What to do
Reproduce the records below in full and without edits, omitting images.

Dataset rows about figures:
———
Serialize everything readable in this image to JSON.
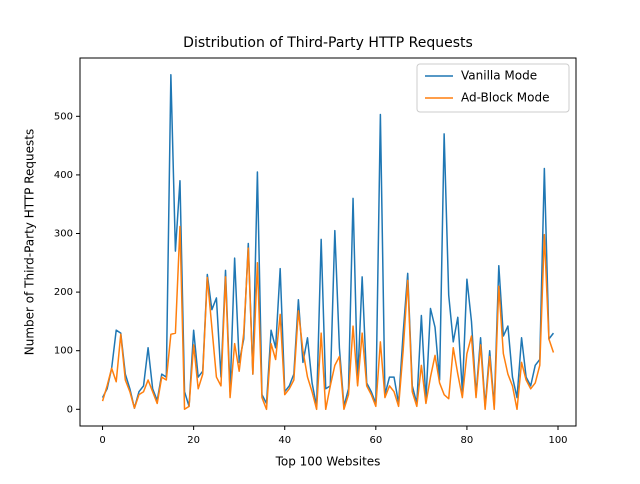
{
  "chart_data": {
    "type": "line",
    "title": "Distribution of Third-Party HTTP Requests",
    "xlabel": "Top 100 Websites",
    "ylabel": "Number of Third-Party HTTP Requests",
    "x": [
      0,
      1,
      2,
      3,
      4,
      5,
      6,
      7,
      8,
      9,
      10,
      11,
      12,
      13,
      14,
      15,
      16,
      17,
      18,
      19,
      20,
      21,
      22,
      23,
      24,
      25,
      26,
      27,
      28,
      29,
      30,
      31,
      32,
      33,
      34,
      35,
      36,
      37,
      38,
      39,
      40,
      41,
      42,
      43,
      44,
      45,
      46,
      47,
      48,
      49,
      50,
      51,
      52,
      53,
      54,
      55,
      56,
      57,
      58,
      59,
      60,
      61,
      62,
      63,
      64,
      65,
      66,
      67,
      68,
      69,
      70,
      71,
      72,
      73,
      74,
      75,
      76,
      77,
      78,
      79,
      80,
      81,
      82,
      83,
      84,
      85,
      86,
      87,
      88,
      89,
      90,
      91,
      92,
      93,
      94,
      95,
      96,
      97,
      98,
      99
    ],
    "series": [
      {
        "name": "Vanilla Mode",
        "color": "#1f77b4",
        "values": [
          20,
          35,
          70,
          135,
          130,
          60,
          35,
          2,
          30,
          40,
          105,
          35,
          15,
          60,
          55,
          571,
          270,
          390,
          30,
          5,
          135,
          55,
          65,
          230,
          170,
          190,
          55,
          237,
          30,
          258,
          80,
          120,
          283,
          60,
          405,
          25,
          10,
          135,
          105,
          240,
          30,
          40,
          60,
          187,
          80,
          122,
          45,
          5,
          290,
          35,
          40,
          305,
          105,
          5,
          35,
          360,
          45,
          226,
          45,
          30,
          10,
          503,
          25,
          55,
          55,
          10,
          130,
          232,
          40,
          10,
          160,
          15,
          172,
          140,
          50,
          470,
          195,
          115,
          157,
          30,
          222,
          150,
          25,
          122,
          5,
          100,
          5,
          245,
          125,
          142,
          55,
          20,
          122,
          55,
          40,
          75,
          85,
          411,
          120,
          130
        ]
      },
      {
        "name": "Ad-Block Mode",
        "color": "#ff7f0e",
        "values": [
          14,
          40,
          70,
          47,
          128,
          50,
          30,
          2,
          25,
          30,
          50,
          30,
          10,
          55,
          50,
          128,
          130,
          312,
          0,
          5,
          110,
          35,
          60,
          225,
          140,
          55,
          40,
          226,
          20,
          112,
          65,
          130,
          275,
          60,
          250,
          20,
          0,
          112,
          85,
          162,
          25,
          35,
          50,
          168,
          100,
          55,
          30,
          0,
          130,
          0,
          40,
          75,
          90,
          0,
          25,
          142,
          40,
          130,
          40,
          25,
          5,
          115,
          20,
          40,
          30,
          5,
          100,
          220,
          30,
          5,
          75,
          10,
          55,
          92,
          45,
          25,
          18,
          105,
          60,
          20,
          95,
          125,
          20,
          110,
          0,
          90,
          0,
          210,
          95,
          60,
          40,
          0,
          80,
          50,
          35,
          45,
          75,
          298,
          120,
          97
        ]
      }
    ],
    "xlim": [
      -4.95,
      103.95
    ],
    "xticks": [
      0,
      20,
      40,
      60,
      80,
      100
    ],
    "ylim": [
      -28.5,
      599.5
    ],
    "yticks": [
      0,
      100,
      200,
      300,
      400,
      500
    ],
    "legend": "upper right"
  }
}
———
Answer below
Serialize everything readable in this image to JSON.
{
  "chart_data": {
    "type": "line",
    "title": "Distribution of Third-Party HTTP Requests",
    "xlabel": "Top 100 Websites",
    "ylabel": "Number of Third-Party HTTP Requests",
    "x": [
      0,
      1,
      2,
      3,
      4,
      5,
      6,
      7,
      8,
      9,
      10,
      11,
      12,
      13,
      14,
      15,
      16,
      17,
      18,
      19,
      20,
      21,
      22,
      23,
      24,
      25,
      26,
      27,
      28,
      29,
      30,
      31,
      32,
      33,
      34,
      35,
      36,
      37,
      38,
      39,
      40,
      41,
      42,
      43,
      44,
      45,
      46,
      47,
      48,
      49,
      50,
      51,
      52,
      53,
      54,
      55,
      56,
      57,
      58,
      59,
      60,
      61,
      62,
      63,
      64,
      65,
      66,
      67,
      68,
      69,
      70,
      71,
      72,
      73,
      74,
      75,
      76,
      77,
      78,
      79,
      80,
      81,
      82,
      83,
      84,
      85,
      86,
      87,
      88,
      89,
      90,
      91,
      92,
      93,
      94,
      95,
      96,
      97,
      98,
      99
    ],
    "series": [
      {
        "name": "Vanilla Mode",
        "color": "#1f77b4",
        "values": [
          20,
          35,
          70,
          135,
          130,
          60,
          35,
          2,
          30,
          40,
          105,
          35,
          15,
          60,
          55,
          571,
          270,
          390,
          30,
          5,
          135,
          55,
          65,
          230,
          170,
          190,
          55,
          237,
          30,
          258,
          80,
          120,
          283,
          60,
          405,
          25,
          10,
          135,
          105,
          240,
          30,
          40,
          60,
          187,
          80,
          122,
          45,
          5,
          290,
          35,
          40,
          305,
          105,
          5,
          35,
          360,
          45,
          226,
          45,
          30,
          10,
          503,
          25,
          55,
          55,
          10,
          130,
          232,
          40,
          10,
          160,
          15,
          172,
          140,
          50,
          470,
          195,
          115,
          157,
          30,
          222,
          150,
          25,
          122,
          5,
          100,
          5,
          245,
          125,
          142,
          55,
          20,
          122,
          55,
          40,
          75,
          85,
          411,
          120,
          130
        ]
      },
      {
        "name": "Ad-Block Mode",
        "color": "#ff7f0e",
        "values": [
          14,
          40,
          70,
          47,
          128,
          50,
          30,
          2,
          25,
          30,
          50,
          30,
          10,
          55,
          50,
          128,
          130,
          312,
          0,
          5,
          110,
          35,
          60,
          225,
          140,
          55,
          40,
          226,
          20,
          112,
          65,
          130,
          275,
          60,
          250,
          20,
          0,
          112,
          85,
          162,
          25,
          35,
          50,
          168,
          100,
          55,
          30,
          0,
          130,
          0,
          40,
          75,
          90,
          0,
          25,
          142,
          40,
          130,
          40,
          25,
          5,
          115,
          20,
          40,
          30,
          5,
          100,
          220,
          30,
          5,
          75,
          10,
          55,
          92,
          45,
          25,
          18,
          105,
          60,
          20,
          95,
          125,
          20,
          110,
          0,
          90,
          0,
          210,
          95,
          60,
          40,
          0,
          80,
          50,
          35,
          45,
          75,
          298,
          120,
          97
        ]
      }
    ],
    "xlim": [
      -4.95,
      103.95
    ],
    "xticks": [
      0,
      20,
      40,
      60,
      80,
      100
    ],
    "ylim": [
      -28.5,
      599.5
    ],
    "yticks": [
      0,
      100,
      200,
      300,
      400,
      500
    ],
    "legend": "upper right"
  }
}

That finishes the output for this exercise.